▶ [EXERCISE DATA]
— begin —
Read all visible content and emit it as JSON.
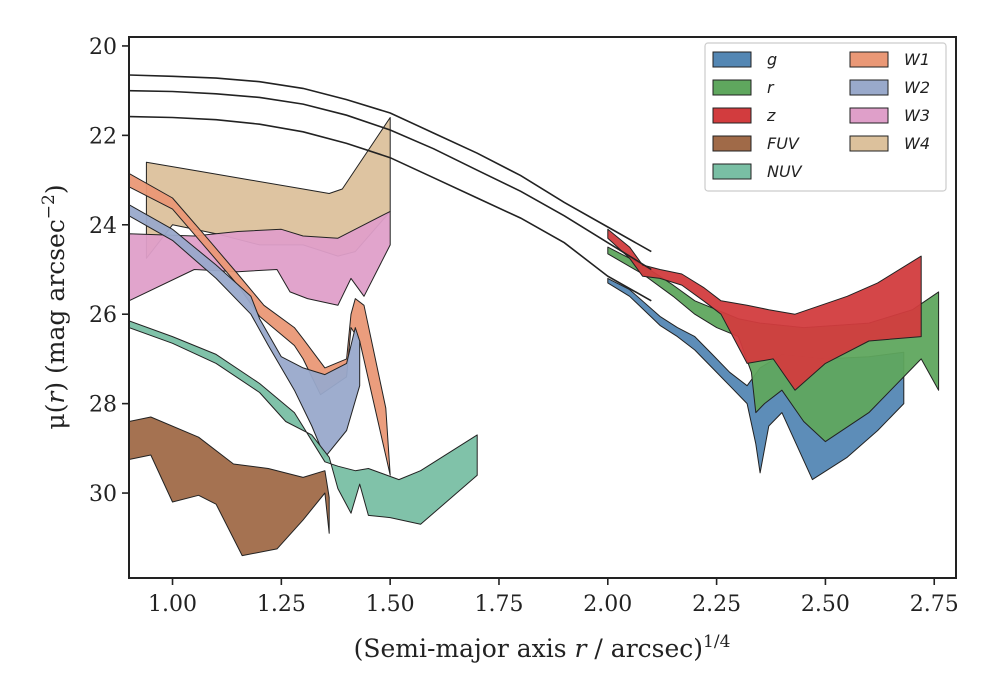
{
  "chart_data": {
    "type": "area",
    "xlabel_text": "(Semi-major axis ",
    "xlabel_var": "r",
    "xlabel_rest": " / arcsec)",
    "xlabel_sup": "1/4",
    "ylabel_mu": "μ(",
    "ylabel_r": "r",
    "ylabel_rest": ") (mag arcsec",
    "ylabel_sup": "−2",
    "ylabel_close": ")",
    "xlim": [
      0.9,
      2.8
    ],
    "ylim": [
      31.9,
      19.8
    ],
    "yinverted": true,
    "x_ticks": [
      1.0,
      1.25,
      1.5,
      1.75,
      2.0,
      2.25,
      2.5,
      2.75
    ],
    "x_tick_labels": [
      "1.00",
      "1.25",
      "1.50",
      "1.75",
      "2.00",
      "2.25",
      "2.50",
      "2.75"
    ],
    "y_ticks": [
      20,
      22,
      24,
      26,
      28,
      30
    ],
    "y_tick_labels": [
      "20",
      "22",
      "24",
      "26",
      "28",
      "30"
    ],
    "legend_placement": "top-right",
    "model_curves": [
      {
        "points": [
          [
            0.9,
            20.65
          ],
          [
            1.0,
            20.68
          ],
          [
            1.1,
            20.72
          ],
          [
            1.2,
            20.8
          ],
          [
            1.3,
            20.95
          ],
          [
            1.4,
            21.2
          ],
          [
            1.5,
            21.5
          ],
          [
            1.6,
            21.95
          ],
          [
            1.7,
            22.4
          ],
          [
            1.8,
            22.9
          ],
          [
            1.9,
            23.5
          ],
          [
            2.0,
            24.05
          ],
          [
            2.1,
            24.6
          ]
        ]
      },
      {
        "points": [
          [
            0.9,
            21.0
          ],
          [
            1.0,
            21.02
          ],
          [
            1.1,
            21.07
          ],
          [
            1.2,
            21.15
          ],
          [
            1.3,
            21.3
          ],
          [
            1.4,
            21.55
          ],
          [
            1.5,
            21.88
          ],
          [
            1.6,
            22.3
          ],
          [
            1.7,
            22.78
          ],
          [
            1.8,
            23.25
          ],
          [
            1.9,
            23.8
          ],
          [
            2.0,
            24.4
          ],
          [
            2.1,
            25.0
          ]
        ]
      },
      {
        "points": [
          [
            0.9,
            21.58
          ],
          [
            1.0,
            21.6
          ],
          [
            1.1,
            21.65
          ],
          [
            1.2,
            21.75
          ],
          [
            1.3,
            21.92
          ],
          [
            1.4,
            22.18
          ],
          [
            1.5,
            22.5
          ],
          [
            1.6,
            22.95
          ],
          [
            1.7,
            23.4
          ],
          [
            1.8,
            23.85
          ],
          [
            1.9,
            24.4
          ],
          [
            2.0,
            25.15
          ],
          [
            2.1,
            25.7
          ]
        ]
      }
    ],
    "series": [
      {
        "name": "W4",
        "color": "#dcc19c",
        "upper": [
          [
            0.94,
            22.6
          ],
          [
            1.06,
            22.8
          ],
          [
            1.18,
            23.0
          ],
          [
            1.3,
            23.2
          ],
          [
            1.36,
            23.3
          ],
          [
            1.39,
            23.2
          ],
          [
            1.5,
            21.6
          ]
        ],
        "lower": [
          [
            0.94,
            24.75
          ],
          [
            1.0,
            24.0
          ],
          [
            1.1,
            24.2
          ],
          [
            1.2,
            24.45
          ],
          [
            1.3,
            24.45
          ],
          [
            1.38,
            24.7
          ],
          [
            1.42,
            24.6
          ],
          [
            1.5,
            23.7
          ]
        ]
      },
      {
        "name": "W3",
        "color": "#df9fc9",
        "upper": [
          [
            0.9,
            24.2
          ],
          [
            1.05,
            24.25
          ],
          [
            1.15,
            24.15
          ],
          [
            1.25,
            24.1
          ],
          [
            1.3,
            24.25
          ],
          [
            1.38,
            24.3
          ],
          [
            1.5,
            23.7
          ]
        ],
        "lower": [
          [
            0.9,
            25.7
          ],
          [
            1.05,
            25.0
          ],
          [
            1.15,
            25.05
          ],
          [
            1.24,
            25.0
          ],
          [
            1.27,
            25.5
          ],
          [
            1.31,
            25.65
          ],
          [
            1.38,
            25.8
          ],
          [
            1.41,
            25.2
          ],
          [
            1.44,
            25.6
          ],
          [
            1.5,
            24.45
          ]
        ]
      },
      {
        "name": "W1",
        "color": "#ea9876",
        "upper": [
          [
            0.9,
            22.85
          ],
          [
            1.0,
            23.4
          ],
          [
            1.08,
            24.3
          ],
          [
            1.15,
            25.1
          ],
          [
            1.21,
            25.8
          ],
          [
            1.28,
            26.3
          ],
          [
            1.3,
            26.55
          ],
          [
            1.35,
            27.2
          ],
          [
            1.4,
            27.0
          ],
          [
            1.41,
            26.0
          ],
          [
            1.42,
            25.65
          ],
          [
            1.44,
            25.8
          ],
          [
            1.49,
            28.1
          ]
        ],
        "lower": [
          [
            0.9,
            23.15
          ],
          [
            1.0,
            23.65
          ],
          [
            1.08,
            24.55
          ],
          [
            1.15,
            25.35
          ],
          [
            1.2,
            26.05
          ],
          [
            1.28,
            26.7
          ],
          [
            1.3,
            27.0
          ],
          [
            1.34,
            27.8
          ],
          [
            1.4,
            27.4
          ],
          [
            1.41,
            26.3
          ],
          [
            1.43,
            26.6
          ],
          [
            1.5,
            29.6
          ]
        ]
      },
      {
        "name": "W2",
        "color": "#99a9cb",
        "upper": [
          [
            0.9,
            23.55
          ],
          [
            1.0,
            24.1
          ],
          [
            1.1,
            24.9
          ],
          [
            1.18,
            25.6
          ],
          [
            1.2,
            26.1
          ],
          [
            1.25,
            26.95
          ],
          [
            1.3,
            27.2
          ],
          [
            1.35,
            27.35
          ],
          [
            1.4,
            27.1
          ],
          [
            1.42,
            26.3
          ],
          [
            1.43,
            26.6
          ]
        ],
        "lower": [
          [
            0.9,
            23.8
          ],
          [
            1.0,
            24.35
          ],
          [
            1.1,
            25.2
          ],
          [
            1.18,
            26.0
          ],
          [
            1.22,
            26.7
          ],
          [
            1.28,
            27.7
          ],
          [
            1.32,
            28.5
          ],
          [
            1.35,
            29.2
          ],
          [
            1.4,
            28.6
          ],
          [
            1.43,
            27.6
          ]
        ]
      },
      {
        "name": "NUV",
        "color": "#79bfa4",
        "upper": [
          [
            0.9,
            26.15
          ],
          [
            1.0,
            26.5
          ],
          [
            1.1,
            26.9
          ],
          [
            1.2,
            27.55
          ],
          [
            1.28,
            28.2
          ],
          [
            1.35,
            29.3
          ],
          [
            1.38,
            29.4
          ],
          [
            1.42,
            29.5
          ],
          [
            1.45,
            29.45
          ],
          [
            1.52,
            29.7
          ],
          [
            1.57,
            29.5
          ],
          [
            1.7,
            28.7
          ]
        ],
        "lower": [
          [
            0.9,
            26.3
          ],
          [
            1.0,
            26.65
          ],
          [
            1.1,
            27.1
          ],
          [
            1.2,
            27.75
          ],
          [
            1.26,
            28.4
          ],
          [
            1.32,
            28.7
          ],
          [
            1.36,
            29.2
          ],
          [
            1.38,
            29.9
          ],
          [
            1.41,
            30.45
          ],
          [
            1.43,
            29.8
          ],
          [
            1.45,
            30.5
          ],
          [
            1.5,
            30.55
          ],
          [
            1.57,
            30.7
          ],
          [
            1.7,
            29.6
          ]
        ]
      },
      {
        "name": "FUV",
        "color": "#a06a48",
        "upper": [
          [
            0.9,
            28.4
          ],
          [
            0.95,
            28.3
          ],
          [
            1.06,
            28.75
          ],
          [
            1.14,
            29.35
          ],
          [
            1.22,
            29.45
          ],
          [
            1.3,
            29.65
          ],
          [
            1.35,
            29.5
          ],
          [
            1.36,
            30.1
          ]
        ],
        "lower": [
          [
            0.9,
            29.25
          ],
          [
            0.95,
            29.15
          ],
          [
            1.0,
            30.2
          ],
          [
            1.06,
            30.05
          ],
          [
            1.1,
            30.25
          ],
          [
            1.16,
            31.4
          ],
          [
            1.24,
            31.25
          ],
          [
            1.3,
            30.6
          ],
          [
            1.35,
            30.0
          ],
          [
            1.36,
            30.9
          ]
        ]
      },
      {
        "name": "g",
        "color": "#5487b4",
        "upper": [
          [
            2.0,
            25.2
          ],
          [
            2.05,
            25.45
          ],
          [
            2.12,
            26.05
          ],
          [
            2.16,
            26.3
          ],
          [
            2.2,
            26.5
          ],
          [
            2.24,
            26.9
          ],
          [
            2.28,
            27.3
          ],
          [
            2.32,
            27.6
          ],
          [
            2.35,
            27.2
          ],
          [
            2.4,
            26.9
          ],
          [
            2.5,
            27.0
          ],
          [
            2.6,
            26.95
          ],
          [
            2.68,
            26.85
          ]
        ],
        "lower": [
          [
            2.0,
            25.3
          ],
          [
            2.05,
            25.6
          ],
          [
            2.12,
            26.25
          ],
          [
            2.16,
            26.5
          ],
          [
            2.2,
            26.8
          ],
          [
            2.24,
            27.2
          ],
          [
            2.28,
            27.6
          ],
          [
            2.32,
            28.0
          ],
          [
            2.34,
            28.9
          ],
          [
            2.35,
            29.55
          ],
          [
            2.37,
            28.5
          ],
          [
            2.4,
            28.2
          ],
          [
            2.47,
            29.7
          ],
          [
            2.55,
            29.2
          ],
          [
            2.62,
            28.6
          ],
          [
            2.68,
            28.0
          ]
        ]
      },
      {
        "name": "r",
        "color": "#5fa75e",
        "upper": [
          [
            2.0,
            24.5
          ],
          [
            2.08,
            24.9
          ],
          [
            2.15,
            25.35
          ],
          [
            2.2,
            25.7
          ],
          [
            2.25,
            25.9
          ],
          [
            2.3,
            26.1
          ],
          [
            2.35,
            26.2
          ],
          [
            2.45,
            26.3
          ],
          [
            2.6,
            26.2
          ],
          [
            2.7,
            25.9
          ],
          [
            2.76,
            25.5
          ]
        ],
        "lower": [
          [
            2.0,
            24.65
          ],
          [
            2.08,
            25.1
          ],
          [
            2.15,
            25.6
          ],
          [
            2.2,
            26.0
          ],
          [
            2.25,
            26.3
          ],
          [
            2.3,
            26.5
          ],
          [
            2.33,
            27.3
          ],
          [
            2.34,
            28.2
          ],
          [
            2.36,
            28.0
          ],
          [
            2.4,
            27.7
          ],
          [
            2.45,
            28.4
          ],
          [
            2.5,
            28.85
          ],
          [
            2.6,
            28.2
          ],
          [
            2.72,
            27.0
          ],
          [
            2.76,
            27.7
          ]
        ]
      },
      {
        "name": "z",
        "color": "#d23c3e",
        "upper": [
          [
            2.0,
            24.1
          ],
          [
            2.05,
            24.5
          ],
          [
            2.08,
            24.9
          ],
          [
            2.12,
            25.0
          ],
          [
            2.17,
            25.1
          ],
          [
            2.22,
            25.4
          ],
          [
            2.26,
            25.7
          ],
          [
            2.32,
            25.8
          ],
          [
            2.37,
            25.9
          ],
          [
            2.43,
            26.0
          ],
          [
            2.55,
            25.6
          ],
          [
            2.62,
            25.3
          ],
          [
            2.72,
            24.7
          ]
        ],
        "lower": [
          [
            2.0,
            24.3
          ],
          [
            2.05,
            24.75
          ],
          [
            2.08,
            25.15
          ],
          [
            2.12,
            25.2
          ],
          [
            2.17,
            25.35
          ],
          [
            2.22,
            25.7
          ],
          [
            2.26,
            26.0
          ],
          [
            2.32,
            27.1
          ],
          [
            2.38,
            27.0
          ],
          [
            2.43,
            27.7
          ],
          [
            2.5,
            27.1
          ],
          [
            2.6,
            26.6
          ],
          [
            2.72,
            26.5
          ]
        ]
      }
    ],
    "legend": [
      {
        "label": "g",
        "color": "#5487b4"
      },
      {
        "label": "r",
        "color": "#5fa75e"
      },
      {
        "label": "z",
        "color": "#d23c3e"
      },
      {
        "label": "FUV",
        "color": "#a06a48"
      },
      {
        "label": "NUV",
        "color": "#79bfa4"
      },
      {
        "label": "W1",
        "color": "#ea9876"
      },
      {
        "label": "W2",
        "color": "#99a9cb"
      },
      {
        "label": "W3",
        "color": "#df9fc9"
      },
      {
        "label": "W4",
        "color": "#dcc19c"
      }
    ]
  }
}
— end —
▶ [THE EXERCISE] Search the data above for the string "name" and copy each line that has it.

▶ [RESPONSE]
        "name": "W4",
        "name": "W3",
        "name": "W1",
        "name": "W2",
        "name": "NUV",
        "name": "FUV",
        "name": "g",
        "name": "r",
        "name": "z",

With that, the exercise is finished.